## Start
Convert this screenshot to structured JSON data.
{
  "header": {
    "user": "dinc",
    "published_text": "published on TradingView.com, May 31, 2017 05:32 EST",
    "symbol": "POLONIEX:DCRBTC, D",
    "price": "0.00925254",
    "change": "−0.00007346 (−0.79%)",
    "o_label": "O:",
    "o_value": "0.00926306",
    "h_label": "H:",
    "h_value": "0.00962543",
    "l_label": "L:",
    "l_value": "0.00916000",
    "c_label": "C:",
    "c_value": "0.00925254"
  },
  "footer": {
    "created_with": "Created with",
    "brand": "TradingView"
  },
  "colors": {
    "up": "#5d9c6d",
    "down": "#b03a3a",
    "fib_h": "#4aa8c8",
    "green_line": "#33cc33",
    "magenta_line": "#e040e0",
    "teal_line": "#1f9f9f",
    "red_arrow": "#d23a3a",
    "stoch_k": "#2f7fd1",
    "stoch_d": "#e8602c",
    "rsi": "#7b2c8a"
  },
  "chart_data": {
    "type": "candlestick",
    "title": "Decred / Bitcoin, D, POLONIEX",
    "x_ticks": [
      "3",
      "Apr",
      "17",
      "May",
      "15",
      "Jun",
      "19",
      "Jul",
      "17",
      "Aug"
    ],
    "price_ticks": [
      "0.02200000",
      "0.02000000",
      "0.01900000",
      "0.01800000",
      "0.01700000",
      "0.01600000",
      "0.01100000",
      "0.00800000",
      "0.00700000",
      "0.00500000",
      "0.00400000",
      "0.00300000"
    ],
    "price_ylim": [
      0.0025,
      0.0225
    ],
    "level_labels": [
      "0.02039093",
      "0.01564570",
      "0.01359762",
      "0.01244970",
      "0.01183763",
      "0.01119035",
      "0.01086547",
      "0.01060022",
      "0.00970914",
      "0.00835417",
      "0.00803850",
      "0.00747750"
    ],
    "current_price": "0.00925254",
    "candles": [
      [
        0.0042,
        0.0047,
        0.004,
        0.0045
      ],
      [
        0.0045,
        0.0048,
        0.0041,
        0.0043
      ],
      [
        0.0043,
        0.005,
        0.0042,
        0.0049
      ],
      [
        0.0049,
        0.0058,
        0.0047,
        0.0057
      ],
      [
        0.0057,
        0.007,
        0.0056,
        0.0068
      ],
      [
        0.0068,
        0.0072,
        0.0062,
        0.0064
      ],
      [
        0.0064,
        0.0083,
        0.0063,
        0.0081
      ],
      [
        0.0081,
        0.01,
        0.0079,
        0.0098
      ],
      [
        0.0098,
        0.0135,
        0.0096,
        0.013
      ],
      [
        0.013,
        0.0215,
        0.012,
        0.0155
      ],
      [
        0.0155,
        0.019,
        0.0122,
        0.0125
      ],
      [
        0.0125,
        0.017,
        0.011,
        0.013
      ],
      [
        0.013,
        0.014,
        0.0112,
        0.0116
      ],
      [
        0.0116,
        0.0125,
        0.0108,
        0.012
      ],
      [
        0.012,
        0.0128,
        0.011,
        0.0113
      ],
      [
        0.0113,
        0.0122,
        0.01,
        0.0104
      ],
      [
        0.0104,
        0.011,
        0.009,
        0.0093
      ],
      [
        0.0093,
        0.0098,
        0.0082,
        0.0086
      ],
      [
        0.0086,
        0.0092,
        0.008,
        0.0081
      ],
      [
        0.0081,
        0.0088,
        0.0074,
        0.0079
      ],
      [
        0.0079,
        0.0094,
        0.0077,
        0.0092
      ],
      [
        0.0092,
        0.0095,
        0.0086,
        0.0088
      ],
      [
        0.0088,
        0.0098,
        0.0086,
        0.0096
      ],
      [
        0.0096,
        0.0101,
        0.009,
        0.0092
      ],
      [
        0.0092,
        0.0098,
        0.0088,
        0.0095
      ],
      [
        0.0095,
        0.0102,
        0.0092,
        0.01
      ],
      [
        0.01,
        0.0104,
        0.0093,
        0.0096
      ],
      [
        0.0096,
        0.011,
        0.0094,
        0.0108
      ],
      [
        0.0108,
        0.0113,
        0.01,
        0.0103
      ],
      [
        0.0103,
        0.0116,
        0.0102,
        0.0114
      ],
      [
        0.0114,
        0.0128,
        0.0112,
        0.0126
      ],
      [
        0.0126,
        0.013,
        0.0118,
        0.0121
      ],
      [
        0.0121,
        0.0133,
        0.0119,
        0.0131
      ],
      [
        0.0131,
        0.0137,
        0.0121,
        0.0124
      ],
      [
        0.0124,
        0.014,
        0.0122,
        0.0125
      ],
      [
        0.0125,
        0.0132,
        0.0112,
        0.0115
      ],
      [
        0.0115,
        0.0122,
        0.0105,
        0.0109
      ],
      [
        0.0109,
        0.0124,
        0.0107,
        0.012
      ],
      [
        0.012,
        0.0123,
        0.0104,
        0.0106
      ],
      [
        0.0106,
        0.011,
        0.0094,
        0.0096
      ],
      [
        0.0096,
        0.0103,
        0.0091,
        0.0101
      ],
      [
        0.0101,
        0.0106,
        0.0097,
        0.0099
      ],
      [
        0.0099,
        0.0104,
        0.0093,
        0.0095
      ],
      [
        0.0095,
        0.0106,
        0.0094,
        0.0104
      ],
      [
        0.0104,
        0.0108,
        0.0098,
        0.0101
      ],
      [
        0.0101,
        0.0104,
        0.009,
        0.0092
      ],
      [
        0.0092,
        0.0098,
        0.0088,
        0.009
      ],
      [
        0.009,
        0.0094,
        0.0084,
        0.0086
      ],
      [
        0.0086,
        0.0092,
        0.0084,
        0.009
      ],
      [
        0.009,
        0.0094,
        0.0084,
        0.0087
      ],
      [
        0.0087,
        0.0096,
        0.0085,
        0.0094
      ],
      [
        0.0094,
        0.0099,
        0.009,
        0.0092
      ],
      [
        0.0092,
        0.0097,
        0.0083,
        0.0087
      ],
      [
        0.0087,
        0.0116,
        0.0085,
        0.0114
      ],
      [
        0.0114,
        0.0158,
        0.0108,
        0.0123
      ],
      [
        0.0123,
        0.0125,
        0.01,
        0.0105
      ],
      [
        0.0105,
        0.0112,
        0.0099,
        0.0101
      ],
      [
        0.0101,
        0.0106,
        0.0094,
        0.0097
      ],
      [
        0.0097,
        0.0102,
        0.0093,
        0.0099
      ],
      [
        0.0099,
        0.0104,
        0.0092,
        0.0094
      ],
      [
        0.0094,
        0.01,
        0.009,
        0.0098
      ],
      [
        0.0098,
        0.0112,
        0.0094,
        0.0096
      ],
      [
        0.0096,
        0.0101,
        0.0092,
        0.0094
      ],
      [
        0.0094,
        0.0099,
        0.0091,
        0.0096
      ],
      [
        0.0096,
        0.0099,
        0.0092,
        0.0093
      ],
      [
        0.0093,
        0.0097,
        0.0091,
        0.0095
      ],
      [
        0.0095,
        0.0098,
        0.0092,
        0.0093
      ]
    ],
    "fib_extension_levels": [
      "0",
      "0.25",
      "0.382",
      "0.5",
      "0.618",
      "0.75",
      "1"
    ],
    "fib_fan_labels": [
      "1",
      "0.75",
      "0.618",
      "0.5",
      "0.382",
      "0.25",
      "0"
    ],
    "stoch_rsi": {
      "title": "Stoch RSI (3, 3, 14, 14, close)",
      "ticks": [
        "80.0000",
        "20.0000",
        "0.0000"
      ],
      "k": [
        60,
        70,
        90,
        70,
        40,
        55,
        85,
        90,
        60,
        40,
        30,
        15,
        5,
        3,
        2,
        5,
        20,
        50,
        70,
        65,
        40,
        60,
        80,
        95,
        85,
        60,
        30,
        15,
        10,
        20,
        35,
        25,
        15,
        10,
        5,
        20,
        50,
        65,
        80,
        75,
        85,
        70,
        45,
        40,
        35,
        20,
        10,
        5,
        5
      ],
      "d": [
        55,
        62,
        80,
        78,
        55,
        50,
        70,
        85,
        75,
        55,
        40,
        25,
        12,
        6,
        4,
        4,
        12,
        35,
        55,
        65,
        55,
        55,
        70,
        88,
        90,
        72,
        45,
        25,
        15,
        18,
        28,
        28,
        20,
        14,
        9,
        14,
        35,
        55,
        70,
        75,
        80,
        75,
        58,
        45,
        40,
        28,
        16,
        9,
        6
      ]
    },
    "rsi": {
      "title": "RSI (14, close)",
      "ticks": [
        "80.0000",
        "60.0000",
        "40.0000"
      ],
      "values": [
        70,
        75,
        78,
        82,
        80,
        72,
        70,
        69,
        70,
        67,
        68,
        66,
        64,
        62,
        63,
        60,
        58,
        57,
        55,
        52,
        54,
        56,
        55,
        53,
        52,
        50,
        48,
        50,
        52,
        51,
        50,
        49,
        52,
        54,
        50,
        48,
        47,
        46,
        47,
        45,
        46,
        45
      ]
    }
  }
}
## End
WHAT THE TASK REQUIRES |
Identify the lines of the entries containing the string "TradingView". Copy each such line.

EXERCISE SOLUTION |
    "published_text": "published on TradingView.com, May 31, 2017 05:32 EST",
    "brand": "TradingView"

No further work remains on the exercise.